◆ **Aim**
Each entry below is to be written out exactly, and the pictures are to be left out.

* begin Data rows *

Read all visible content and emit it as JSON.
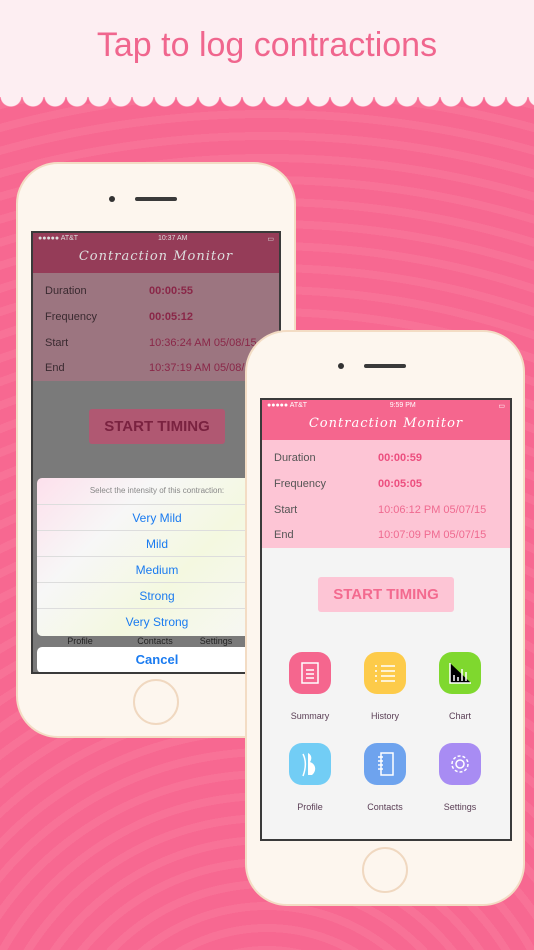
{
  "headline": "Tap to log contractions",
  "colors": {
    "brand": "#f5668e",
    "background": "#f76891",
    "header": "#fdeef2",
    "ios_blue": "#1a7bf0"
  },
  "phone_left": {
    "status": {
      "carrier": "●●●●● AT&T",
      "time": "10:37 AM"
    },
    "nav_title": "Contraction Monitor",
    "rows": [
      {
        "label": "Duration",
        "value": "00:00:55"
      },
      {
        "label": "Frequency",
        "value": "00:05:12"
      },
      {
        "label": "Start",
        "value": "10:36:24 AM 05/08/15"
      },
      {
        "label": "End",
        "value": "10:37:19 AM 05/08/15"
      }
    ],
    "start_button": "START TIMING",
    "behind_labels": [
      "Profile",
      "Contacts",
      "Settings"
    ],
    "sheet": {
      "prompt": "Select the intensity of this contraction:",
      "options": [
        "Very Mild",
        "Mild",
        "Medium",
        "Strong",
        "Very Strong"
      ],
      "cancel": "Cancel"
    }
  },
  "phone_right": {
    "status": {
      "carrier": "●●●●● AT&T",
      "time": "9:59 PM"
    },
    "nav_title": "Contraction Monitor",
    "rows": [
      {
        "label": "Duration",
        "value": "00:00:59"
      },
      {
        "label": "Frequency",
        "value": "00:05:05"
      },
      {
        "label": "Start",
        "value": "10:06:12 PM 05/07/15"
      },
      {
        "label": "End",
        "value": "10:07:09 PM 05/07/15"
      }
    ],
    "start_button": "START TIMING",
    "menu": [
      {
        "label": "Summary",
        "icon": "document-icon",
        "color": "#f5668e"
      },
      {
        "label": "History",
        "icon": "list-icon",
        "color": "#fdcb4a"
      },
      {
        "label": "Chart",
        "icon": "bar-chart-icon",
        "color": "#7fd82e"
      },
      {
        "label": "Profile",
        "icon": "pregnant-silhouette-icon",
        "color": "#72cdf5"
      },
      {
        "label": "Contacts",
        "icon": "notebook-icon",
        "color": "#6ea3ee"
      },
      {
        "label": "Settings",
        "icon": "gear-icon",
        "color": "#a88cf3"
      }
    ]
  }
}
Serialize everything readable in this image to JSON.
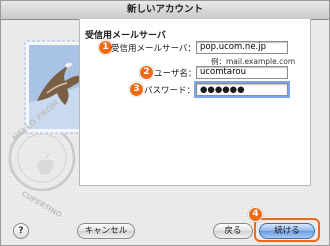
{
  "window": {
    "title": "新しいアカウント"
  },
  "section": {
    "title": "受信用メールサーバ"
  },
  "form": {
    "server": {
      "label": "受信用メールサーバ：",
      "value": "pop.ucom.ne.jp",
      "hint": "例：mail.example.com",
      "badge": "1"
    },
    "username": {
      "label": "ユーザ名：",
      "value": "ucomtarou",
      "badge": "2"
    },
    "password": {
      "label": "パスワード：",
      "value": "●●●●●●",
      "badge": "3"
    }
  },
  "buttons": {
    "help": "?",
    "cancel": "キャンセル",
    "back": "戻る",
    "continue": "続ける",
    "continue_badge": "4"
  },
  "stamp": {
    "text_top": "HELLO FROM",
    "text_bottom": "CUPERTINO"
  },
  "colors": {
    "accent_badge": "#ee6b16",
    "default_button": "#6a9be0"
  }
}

* end Data rows *

◆ **Solved problem**
Read all visible content and emit it as JSON.
{
  "headline": "Tap to log contractions",
  "colors": {
    "brand": "#f5668e",
    "background": "#f76891",
    "header": "#fdeef2",
    "ios_blue": "#1a7bf0"
  },
  "phone_left": {
    "status": {
      "carrier": "●●●●● AT&T",
      "time": "10:37 AM"
    },
    "nav_title": "Contraction Monitor",
    "rows": [
      {
        "label": "Duration",
        "value": "00:00:55"
      },
      {
        "label": "Frequency",
        "value": "00:05:12"
      },
      {
        "label": "Start",
        "value": "10:36:24 AM 05/08/15"
      },
      {
        "label": "End",
        "value": "10:37:19 AM 05/08/15"
      }
    ],
    "start_button": "START TIMING",
    "behind_labels": [
      "Profile",
      "Contacts",
      "Settings"
    ],
    "sheet": {
      "prompt": "Select the intensity of this contraction:",
      "options": [
        "Very Mild",
        "Mild",
        "Medium",
        "Strong",
        "Very Strong"
      ],
      "cancel": "Cancel"
    }
  },
  "phone_right": {
    "status": {
      "carrier": "●●●●● AT&T",
      "time": "9:59 PM"
    },
    "nav_title": "Contraction Monitor",
    "rows": [
      {
        "label": "Duration",
        "value": "00:00:59"
      },
      {
        "label": "Frequency",
        "value": "00:05:05"
      },
      {
        "label": "Start",
        "value": "10:06:12 PM 05/07/15"
      },
      {
        "label": "End",
        "value": "10:07:09 PM 05/07/15"
      }
    ],
    "start_button": "START TIMING",
    "menu": [
      {
        "label": "Summary",
        "icon": "document-icon",
        "color": "#f5668e"
      },
      {
        "label": "History",
        "icon": "list-icon",
        "color": "#fdcb4a"
      },
      {
        "label": "Chart",
        "icon": "bar-chart-icon",
        "color": "#7fd82e"
      },
      {
        "label": "Profile",
        "icon": "pregnant-silhouette-icon",
        "color": "#72cdf5"
      },
      {
        "label": "Contacts",
        "icon": "notebook-icon",
        "color": "#6ea3ee"
      },
      {
        "label": "Settings",
        "icon": "gear-icon",
        "color": "#a88cf3"
      }
    ]
  }
}
Serialize everything readable in this image to JSON.
{
  "window": {
    "title": "新しいアカウント"
  },
  "section": {
    "title": "受信用メールサーバ"
  },
  "form": {
    "server": {
      "label": "受信用メールサーバ：",
      "value": "pop.ucom.ne.jp",
      "hint": "例：mail.example.com",
      "badge": "1"
    },
    "username": {
      "label": "ユーザ名：",
      "value": "ucomtarou",
      "badge": "2"
    },
    "password": {
      "label": "パスワード：",
      "value": "●●●●●●",
      "badge": "3"
    }
  },
  "buttons": {
    "help": "?",
    "cancel": "キャンセル",
    "back": "戻る",
    "continue": "続ける",
    "continue_badge": "4"
  },
  "stamp": {
    "text_top": "HELLO FROM",
    "text_bottom": "CUPERTINO"
  },
  "colors": {
    "accent_badge": "#ee6b16",
    "default_button": "#6a9be0"
  }
}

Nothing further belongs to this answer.